MATERIAL PROVIDED:
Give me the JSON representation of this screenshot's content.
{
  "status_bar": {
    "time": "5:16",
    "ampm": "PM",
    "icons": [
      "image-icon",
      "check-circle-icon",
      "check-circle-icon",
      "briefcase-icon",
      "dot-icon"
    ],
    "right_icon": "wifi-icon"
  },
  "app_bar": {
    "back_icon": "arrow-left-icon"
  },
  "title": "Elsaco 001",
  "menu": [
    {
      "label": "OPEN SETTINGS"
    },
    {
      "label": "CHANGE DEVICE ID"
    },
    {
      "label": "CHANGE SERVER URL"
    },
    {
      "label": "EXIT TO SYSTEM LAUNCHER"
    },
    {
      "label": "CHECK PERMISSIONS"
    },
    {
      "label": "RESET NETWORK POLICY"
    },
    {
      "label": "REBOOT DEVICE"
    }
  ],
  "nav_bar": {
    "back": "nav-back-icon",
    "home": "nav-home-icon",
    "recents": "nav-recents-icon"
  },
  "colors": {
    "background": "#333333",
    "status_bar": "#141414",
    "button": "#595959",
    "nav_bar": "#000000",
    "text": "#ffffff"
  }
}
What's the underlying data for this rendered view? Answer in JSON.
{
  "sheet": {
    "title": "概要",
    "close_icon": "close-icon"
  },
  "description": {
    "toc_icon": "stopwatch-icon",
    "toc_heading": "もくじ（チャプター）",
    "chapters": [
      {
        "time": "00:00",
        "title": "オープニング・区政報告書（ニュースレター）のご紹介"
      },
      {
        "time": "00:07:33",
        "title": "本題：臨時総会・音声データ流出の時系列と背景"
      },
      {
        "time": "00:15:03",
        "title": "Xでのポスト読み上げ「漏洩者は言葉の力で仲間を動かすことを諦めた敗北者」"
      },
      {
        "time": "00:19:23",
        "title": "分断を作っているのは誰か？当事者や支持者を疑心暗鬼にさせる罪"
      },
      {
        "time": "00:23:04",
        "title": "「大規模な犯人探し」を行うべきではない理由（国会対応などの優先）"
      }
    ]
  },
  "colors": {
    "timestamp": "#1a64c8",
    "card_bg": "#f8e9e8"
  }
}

STATED EXERCISE:
Repeat every entry word for word.

SOLUTION TO THE EXERCISE:
Give me the JSON representation of this screenshot's content.
{
  "status_bar": {
    "time": "5:16",
    "ampm": "PM",
    "icons": [
      "image-icon",
      "check-circle-icon",
      "check-circle-icon",
      "briefcase-icon",
      "dot-icon"
    ],
    "right_icon": "wifi-icon"
  },
  "app_bar": {
    "back_icon": "arrow-left-icon"
  },
  "title": "Elsaco 001",
  "menu": [
    {
      "label": "OPEN SETTINGS"
    },
    {
      "label": "CHANGE DEVICE ID"
    },
    {
      "label": "CHANGE SERVER URL"
    },
    {
      "label": "EXIT TO SYSTEM LAUNCHER"
    },
    {
      "label": "CHECK PERMISSIONS"
    },
    {
      "label": "RESET NETWORK POLICY"
    },
    {
      "label": "REBOOT DEVICE"
    }
  ],
  "nav_bar": {
    "back": "nav-back-icon",
    "home": "nav-home-icon",
    "recents": "nav-recents-icon"
  },
  "colors": {
    "background": "#333333",
    "status_bar": "#141414",
    "button": "#595959",
    "nav_bar": "#000000",
    "text": "#ffffff"
  }
}
What's the underlying data for this rendered view? Answer in JSON.
{
  "sheet": {
    "title": "概要",
    "close_icon": "close-icon"
  },
  "description": {
    "toc_icon": "stopwatch-icon",
    "toc_heading": "もくじ（チャプター）",
    "chapters": [
      {
        "time": "00:00",
        "title": "オープニング・区政報告書（ニュースレター）のご紹介"
      },
      {
        "time": "00:07:33",
        "title": "本題：臨時総会・音声データ流出の時系列と背景"
      },
      {
        "time": "00:15:03",
        "title": "Xでのポスト読み上げ「漏洩者は言葉の力で仲間を動かすことを諦めた敗北者」"
      },
      {
        "time": "00:19:23",
        "title": "分断を作っているのは誰か？当事者や支持者を疑心暗鬼にさせる罪"
      },
      {
        "time": "00:23:04",
        "title": "「大規模な犯人探し」を行うべきではない理由（国会対応などの優先）"
      }
    ]
  },
  "colors": {
    "timestamp": "#1a64c8",
    "card_bg": "#f8e9e8"
  }
}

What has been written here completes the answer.